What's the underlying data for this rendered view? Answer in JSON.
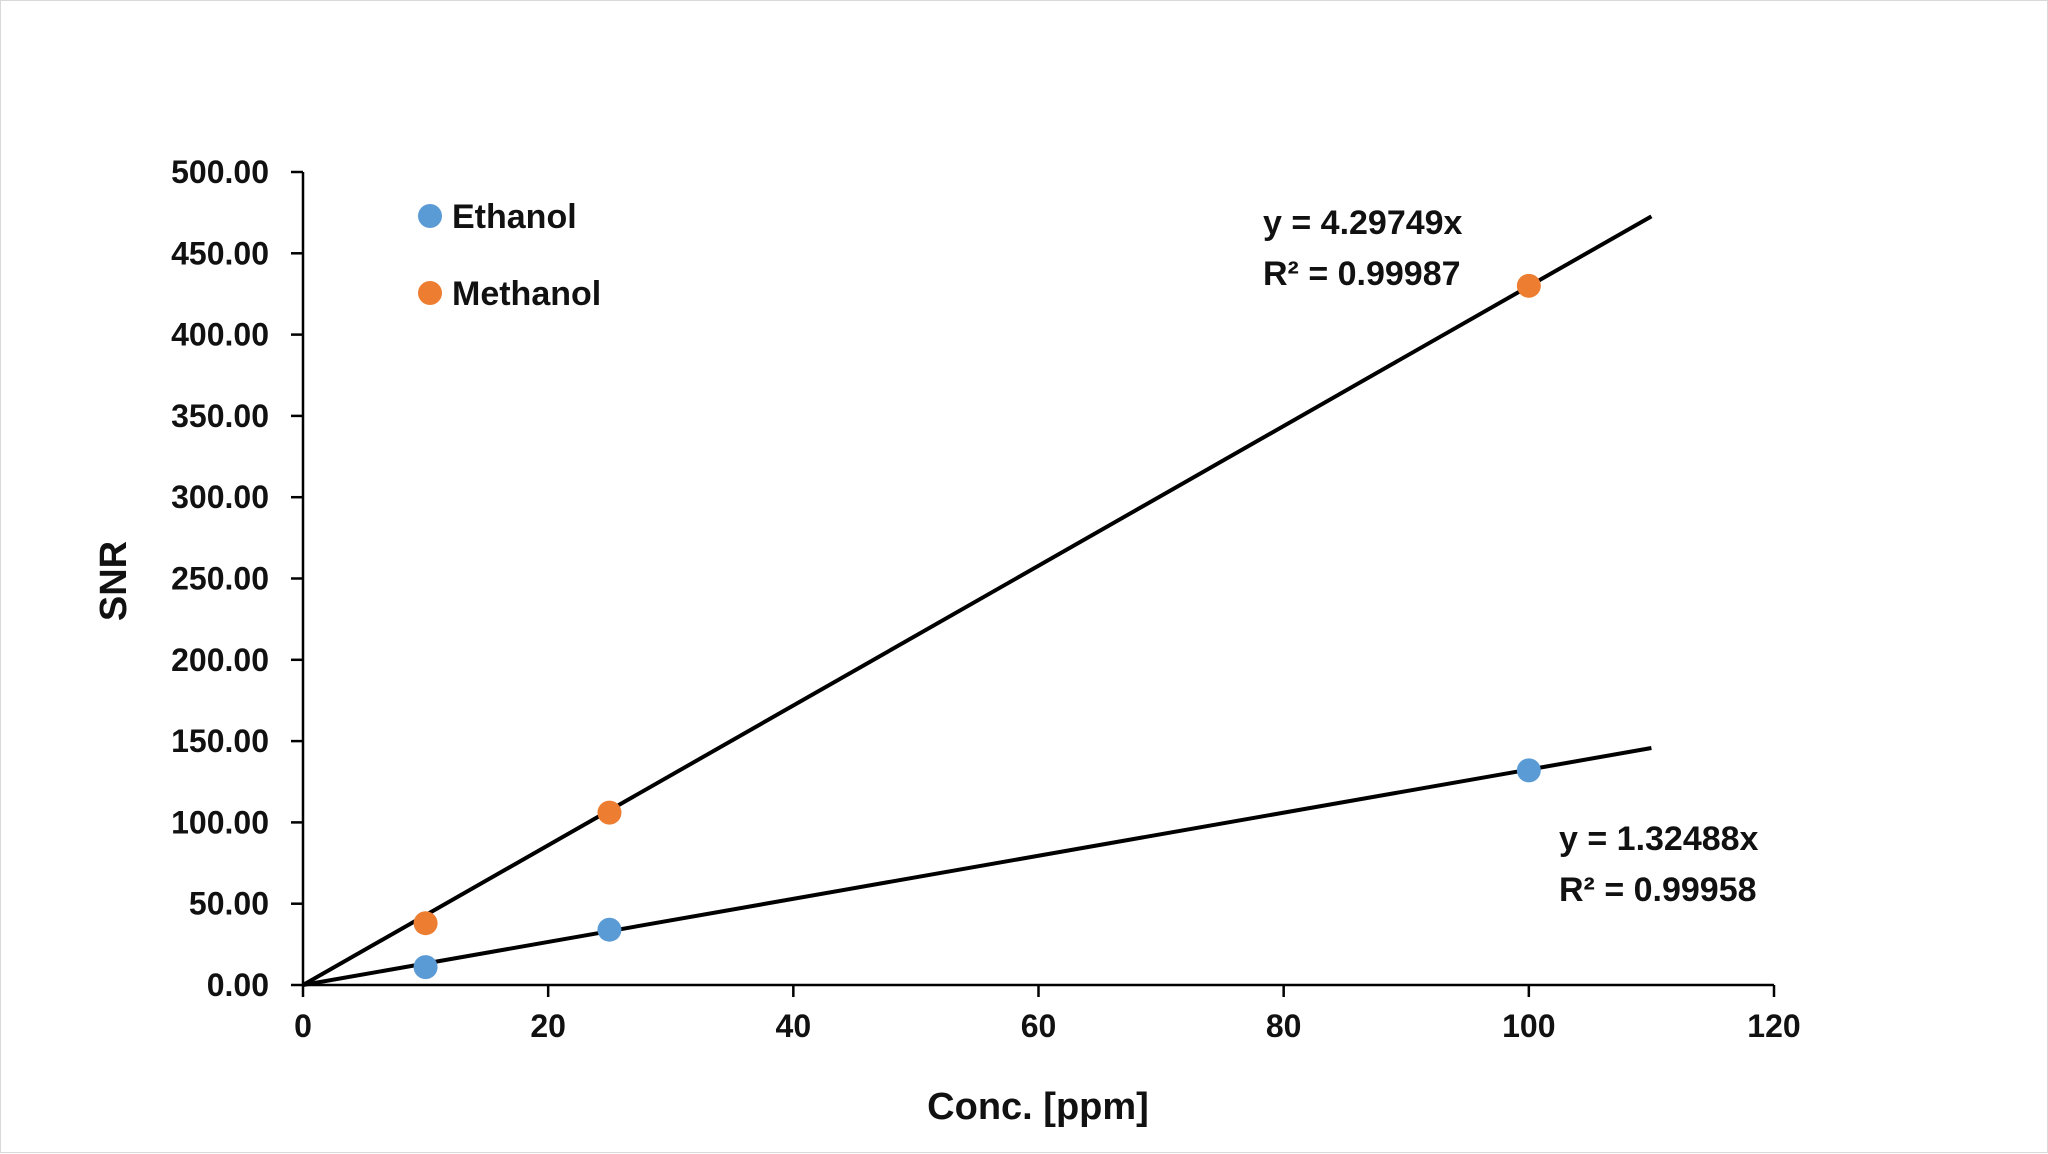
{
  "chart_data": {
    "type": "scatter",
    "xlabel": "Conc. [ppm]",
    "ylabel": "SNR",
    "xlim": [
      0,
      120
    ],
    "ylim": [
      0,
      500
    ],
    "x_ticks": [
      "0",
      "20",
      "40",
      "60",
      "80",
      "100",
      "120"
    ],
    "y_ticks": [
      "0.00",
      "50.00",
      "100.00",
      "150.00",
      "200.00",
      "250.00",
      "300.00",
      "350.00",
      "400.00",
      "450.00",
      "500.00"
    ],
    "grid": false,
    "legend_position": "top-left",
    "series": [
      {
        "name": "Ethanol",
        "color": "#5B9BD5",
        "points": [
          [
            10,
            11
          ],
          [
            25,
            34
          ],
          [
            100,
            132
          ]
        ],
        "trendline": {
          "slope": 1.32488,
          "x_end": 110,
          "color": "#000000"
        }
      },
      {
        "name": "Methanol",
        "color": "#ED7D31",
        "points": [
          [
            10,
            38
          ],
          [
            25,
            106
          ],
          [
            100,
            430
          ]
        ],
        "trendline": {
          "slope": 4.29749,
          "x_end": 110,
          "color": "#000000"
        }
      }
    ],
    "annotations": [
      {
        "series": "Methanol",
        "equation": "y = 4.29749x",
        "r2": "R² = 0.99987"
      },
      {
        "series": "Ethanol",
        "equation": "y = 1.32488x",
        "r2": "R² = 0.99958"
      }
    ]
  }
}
★ ★ ★ ★ ★ ★ ★
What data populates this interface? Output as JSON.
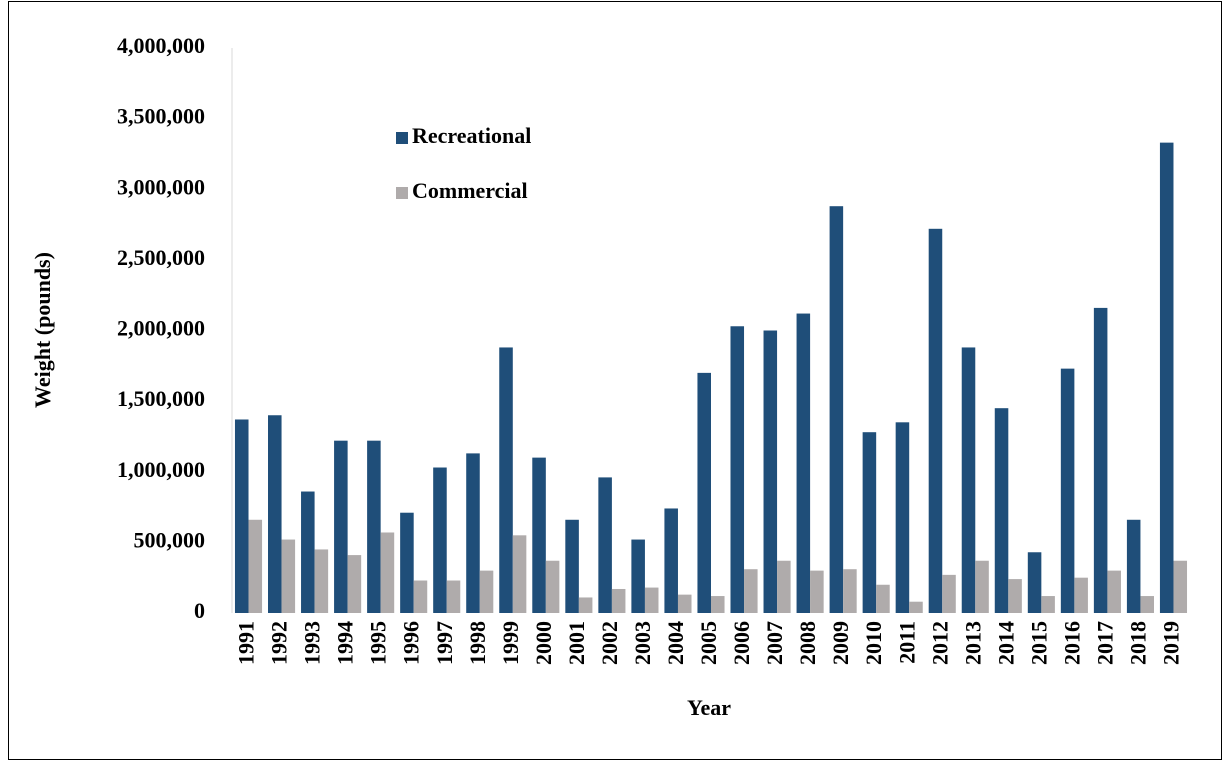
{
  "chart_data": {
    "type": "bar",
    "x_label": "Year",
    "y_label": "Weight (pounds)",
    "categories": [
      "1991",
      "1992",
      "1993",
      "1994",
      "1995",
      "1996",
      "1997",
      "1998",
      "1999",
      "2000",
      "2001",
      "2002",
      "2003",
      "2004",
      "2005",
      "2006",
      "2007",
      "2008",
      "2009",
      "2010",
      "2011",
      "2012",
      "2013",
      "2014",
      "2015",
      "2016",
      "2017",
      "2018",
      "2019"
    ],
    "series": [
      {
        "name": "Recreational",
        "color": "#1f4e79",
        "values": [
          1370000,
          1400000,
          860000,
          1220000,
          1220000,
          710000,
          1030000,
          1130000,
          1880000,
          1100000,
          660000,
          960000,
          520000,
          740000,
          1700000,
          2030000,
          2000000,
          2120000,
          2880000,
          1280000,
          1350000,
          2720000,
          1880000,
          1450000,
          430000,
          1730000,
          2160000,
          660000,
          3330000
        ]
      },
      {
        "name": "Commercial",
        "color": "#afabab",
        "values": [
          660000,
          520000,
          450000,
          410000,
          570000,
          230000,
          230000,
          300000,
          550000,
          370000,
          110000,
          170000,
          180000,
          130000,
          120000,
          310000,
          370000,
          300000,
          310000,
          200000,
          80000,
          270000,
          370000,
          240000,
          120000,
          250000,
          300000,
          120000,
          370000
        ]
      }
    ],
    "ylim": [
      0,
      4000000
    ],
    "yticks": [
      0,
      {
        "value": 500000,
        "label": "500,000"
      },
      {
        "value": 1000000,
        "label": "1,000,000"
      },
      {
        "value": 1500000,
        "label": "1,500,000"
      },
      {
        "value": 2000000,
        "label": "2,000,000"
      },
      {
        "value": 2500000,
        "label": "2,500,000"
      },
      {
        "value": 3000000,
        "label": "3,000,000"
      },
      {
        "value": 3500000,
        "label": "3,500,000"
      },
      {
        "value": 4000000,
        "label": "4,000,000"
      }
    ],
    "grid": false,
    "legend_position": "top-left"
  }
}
★ ★ ★ ★ ★ ★ ★
* [TO DO]
Of the lines in the material above, state how many contain the string "series"; give no other text.

* [WRITTEN RESPONSE]
4